**Short exercise**: Rewrite the stretch of material from the line containing "wave-label: b (376, 313, 381, 322)" through the line containing "wave-label: a (451, 287, 456, 296)", substituting "price-dot" for each "price-point" and leaving everything else as it is.

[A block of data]
═══

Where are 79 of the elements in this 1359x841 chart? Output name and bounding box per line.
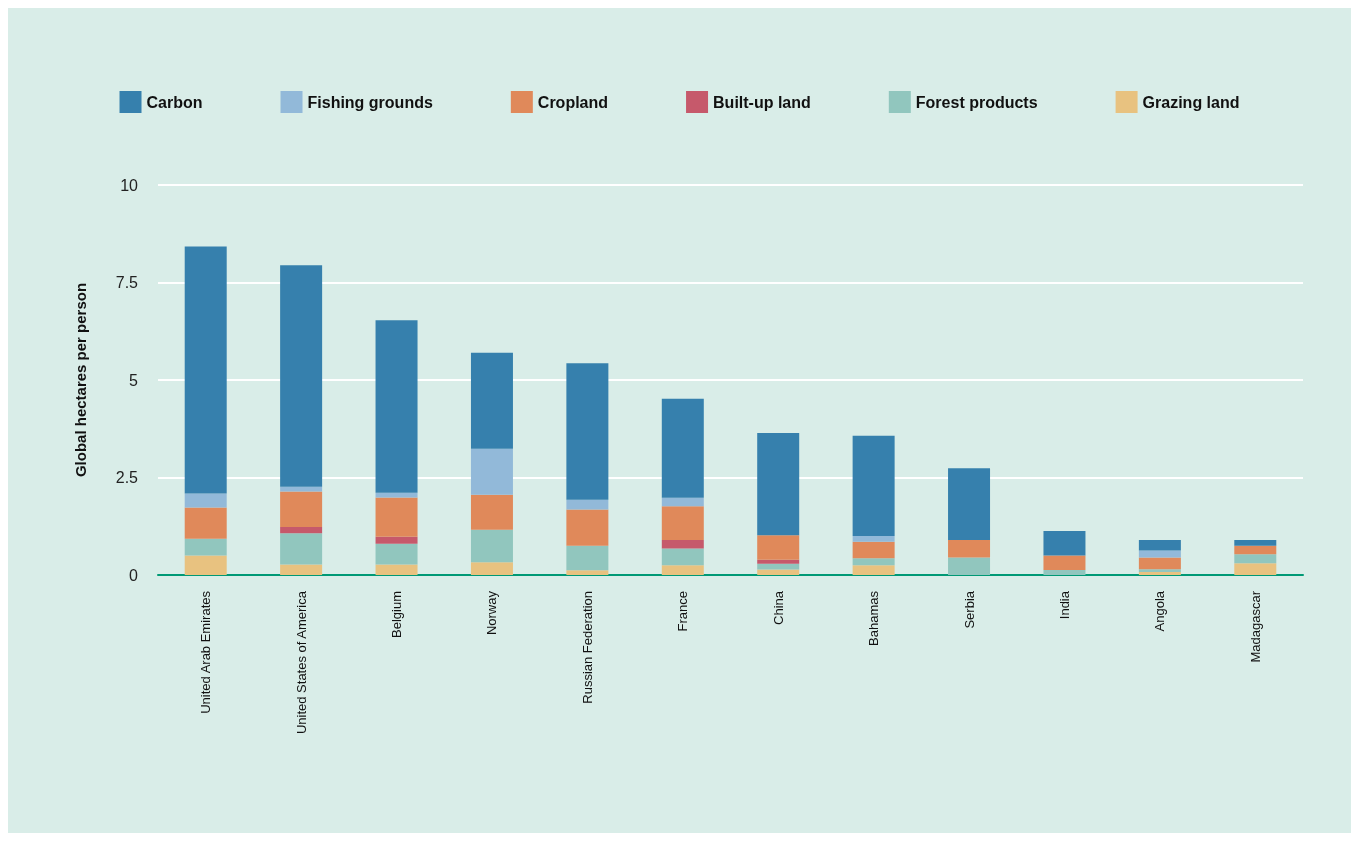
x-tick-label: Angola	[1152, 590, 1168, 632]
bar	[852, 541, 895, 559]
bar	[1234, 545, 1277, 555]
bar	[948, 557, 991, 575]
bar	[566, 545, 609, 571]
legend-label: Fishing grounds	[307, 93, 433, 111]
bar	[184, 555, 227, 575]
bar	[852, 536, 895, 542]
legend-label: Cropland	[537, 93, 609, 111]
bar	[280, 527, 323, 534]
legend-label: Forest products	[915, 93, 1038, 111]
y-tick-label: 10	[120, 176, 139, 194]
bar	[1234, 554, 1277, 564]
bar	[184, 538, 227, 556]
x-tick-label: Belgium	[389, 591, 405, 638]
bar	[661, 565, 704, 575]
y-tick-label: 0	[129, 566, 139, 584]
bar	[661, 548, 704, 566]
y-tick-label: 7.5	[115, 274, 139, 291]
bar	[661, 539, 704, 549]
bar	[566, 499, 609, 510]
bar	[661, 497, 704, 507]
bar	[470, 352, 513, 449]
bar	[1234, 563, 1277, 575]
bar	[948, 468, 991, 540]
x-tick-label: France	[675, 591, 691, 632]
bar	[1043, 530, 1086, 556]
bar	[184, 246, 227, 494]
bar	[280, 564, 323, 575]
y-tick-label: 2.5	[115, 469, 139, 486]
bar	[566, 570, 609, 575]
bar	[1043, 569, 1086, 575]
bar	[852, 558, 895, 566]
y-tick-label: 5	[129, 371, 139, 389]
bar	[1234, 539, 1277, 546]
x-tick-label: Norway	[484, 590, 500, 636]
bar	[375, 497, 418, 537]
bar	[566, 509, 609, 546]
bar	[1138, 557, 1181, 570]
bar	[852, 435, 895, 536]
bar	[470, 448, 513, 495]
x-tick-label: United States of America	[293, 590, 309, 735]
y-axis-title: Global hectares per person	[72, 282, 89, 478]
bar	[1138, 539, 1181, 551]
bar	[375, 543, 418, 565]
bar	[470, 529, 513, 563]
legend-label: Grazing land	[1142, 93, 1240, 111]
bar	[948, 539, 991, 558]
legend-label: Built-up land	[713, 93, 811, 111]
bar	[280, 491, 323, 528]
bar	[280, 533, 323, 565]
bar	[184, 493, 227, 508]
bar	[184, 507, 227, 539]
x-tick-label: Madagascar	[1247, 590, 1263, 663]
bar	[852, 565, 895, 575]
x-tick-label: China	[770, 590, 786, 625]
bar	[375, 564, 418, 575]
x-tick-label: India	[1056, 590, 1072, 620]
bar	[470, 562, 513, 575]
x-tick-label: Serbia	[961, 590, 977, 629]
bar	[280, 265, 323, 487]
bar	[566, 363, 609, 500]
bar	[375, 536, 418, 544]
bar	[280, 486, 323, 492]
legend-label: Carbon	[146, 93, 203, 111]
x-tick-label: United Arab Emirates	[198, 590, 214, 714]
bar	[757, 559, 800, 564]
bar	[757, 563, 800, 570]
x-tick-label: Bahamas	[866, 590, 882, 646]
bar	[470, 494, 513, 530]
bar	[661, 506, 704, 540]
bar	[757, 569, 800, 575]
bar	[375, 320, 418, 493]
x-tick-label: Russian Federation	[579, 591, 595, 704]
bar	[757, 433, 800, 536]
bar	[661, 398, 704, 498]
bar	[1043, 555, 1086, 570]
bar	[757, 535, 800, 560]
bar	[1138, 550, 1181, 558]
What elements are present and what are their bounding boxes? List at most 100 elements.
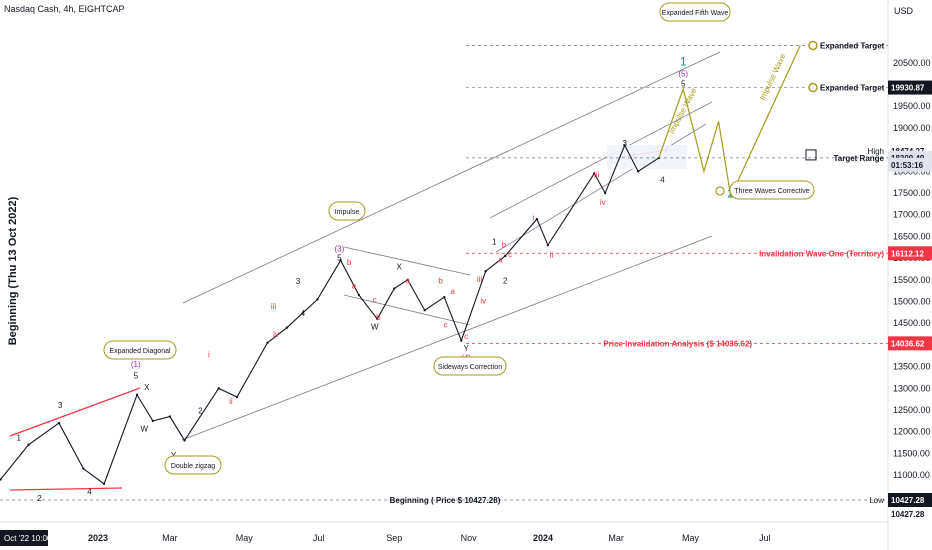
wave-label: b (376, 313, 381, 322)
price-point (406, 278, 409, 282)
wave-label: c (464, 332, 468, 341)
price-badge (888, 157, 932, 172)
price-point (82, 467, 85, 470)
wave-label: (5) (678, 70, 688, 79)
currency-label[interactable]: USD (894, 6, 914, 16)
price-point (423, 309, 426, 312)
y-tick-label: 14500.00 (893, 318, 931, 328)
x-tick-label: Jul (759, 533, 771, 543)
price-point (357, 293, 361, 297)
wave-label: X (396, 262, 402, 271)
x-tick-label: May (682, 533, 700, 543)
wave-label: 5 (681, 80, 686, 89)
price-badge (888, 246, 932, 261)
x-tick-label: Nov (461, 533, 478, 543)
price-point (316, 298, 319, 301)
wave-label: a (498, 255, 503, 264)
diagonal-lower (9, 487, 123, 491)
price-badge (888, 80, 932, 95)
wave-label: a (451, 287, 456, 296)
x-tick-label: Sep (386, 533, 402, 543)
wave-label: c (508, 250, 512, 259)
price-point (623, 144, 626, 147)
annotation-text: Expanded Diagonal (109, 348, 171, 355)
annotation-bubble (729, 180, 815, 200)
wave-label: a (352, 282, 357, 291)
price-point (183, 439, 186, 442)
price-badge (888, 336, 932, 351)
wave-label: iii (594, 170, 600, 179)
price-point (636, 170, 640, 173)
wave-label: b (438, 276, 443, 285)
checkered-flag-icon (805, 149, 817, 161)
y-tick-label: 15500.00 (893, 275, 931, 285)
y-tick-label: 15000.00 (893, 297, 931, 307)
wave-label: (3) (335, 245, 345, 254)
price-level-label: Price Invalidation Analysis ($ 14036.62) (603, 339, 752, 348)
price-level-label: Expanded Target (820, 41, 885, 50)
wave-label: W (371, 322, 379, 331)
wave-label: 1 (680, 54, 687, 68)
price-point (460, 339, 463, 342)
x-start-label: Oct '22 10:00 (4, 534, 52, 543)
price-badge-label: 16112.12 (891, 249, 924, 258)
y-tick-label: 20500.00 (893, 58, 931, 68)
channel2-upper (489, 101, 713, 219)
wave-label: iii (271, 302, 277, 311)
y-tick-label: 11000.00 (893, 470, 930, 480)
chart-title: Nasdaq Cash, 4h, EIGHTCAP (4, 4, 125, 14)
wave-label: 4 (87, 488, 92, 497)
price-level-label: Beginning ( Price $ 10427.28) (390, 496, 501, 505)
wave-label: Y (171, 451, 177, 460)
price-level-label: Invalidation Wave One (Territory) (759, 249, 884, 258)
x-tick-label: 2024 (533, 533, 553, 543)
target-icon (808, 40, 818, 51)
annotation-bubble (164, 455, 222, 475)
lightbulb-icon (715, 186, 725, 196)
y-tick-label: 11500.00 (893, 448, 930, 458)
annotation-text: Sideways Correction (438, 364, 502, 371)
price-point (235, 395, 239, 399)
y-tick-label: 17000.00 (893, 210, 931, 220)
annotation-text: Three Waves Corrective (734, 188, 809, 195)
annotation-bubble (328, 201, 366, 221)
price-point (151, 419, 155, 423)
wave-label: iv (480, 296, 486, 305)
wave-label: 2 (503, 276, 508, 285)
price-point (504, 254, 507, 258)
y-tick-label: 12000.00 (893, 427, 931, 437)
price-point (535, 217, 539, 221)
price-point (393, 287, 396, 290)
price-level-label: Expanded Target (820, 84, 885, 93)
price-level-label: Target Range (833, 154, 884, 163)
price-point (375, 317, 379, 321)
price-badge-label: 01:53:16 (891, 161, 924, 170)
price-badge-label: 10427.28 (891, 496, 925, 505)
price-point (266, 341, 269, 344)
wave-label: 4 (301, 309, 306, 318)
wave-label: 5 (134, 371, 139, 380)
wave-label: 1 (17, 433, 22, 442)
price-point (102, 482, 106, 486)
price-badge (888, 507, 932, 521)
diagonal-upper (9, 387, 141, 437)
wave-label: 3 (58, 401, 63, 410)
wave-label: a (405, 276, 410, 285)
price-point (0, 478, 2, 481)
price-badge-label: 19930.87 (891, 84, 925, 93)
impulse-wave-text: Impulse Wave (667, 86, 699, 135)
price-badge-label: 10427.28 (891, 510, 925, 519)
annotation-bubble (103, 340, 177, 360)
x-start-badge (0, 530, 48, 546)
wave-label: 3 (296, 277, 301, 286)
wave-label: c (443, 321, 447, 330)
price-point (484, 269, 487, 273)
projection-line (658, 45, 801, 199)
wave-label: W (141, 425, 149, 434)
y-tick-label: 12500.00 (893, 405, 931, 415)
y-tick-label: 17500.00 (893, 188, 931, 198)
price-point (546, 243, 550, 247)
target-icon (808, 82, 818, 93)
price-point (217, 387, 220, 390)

═══

**Reply**:
wave-label: b (376, 313, 381, 322)
price-dot (406, 278, 409, 282)
wave-label: c (464, 332, 468, 341)
price-badge (888, 157, 932, 172)
price-dot (82, 467, 85, 470)
wave-label: (5) (678, 70, 688, 79)
currency-label[interactable]: USD (894, 6, 914, 16)
price-dot (423, 309, 426, 312)
y-tick-label: 14500.00 (893, 318, 931, 328)
x-tick-label: Jul (759, 533, 771, 543)
price-dot (357, 293, 361, 297)
wave-label: X (396, 262, 402, 271)
x-tick-label: May (682, 533, 700, 543)
wave-label: 5 (681, 80, 686, 89)
price-badge (888, 246, 932, 261)
x-tick-label: Nov (461, 533, 478, 543)
price-dot (316, 298, 319, 301)
wave-label: a (498, 255, 503, 264)
diagonal-lower (9, 487, 123, 491)
price-badge (888, 80, 932, 95)
wave-label: a (451, 287, 456, 296)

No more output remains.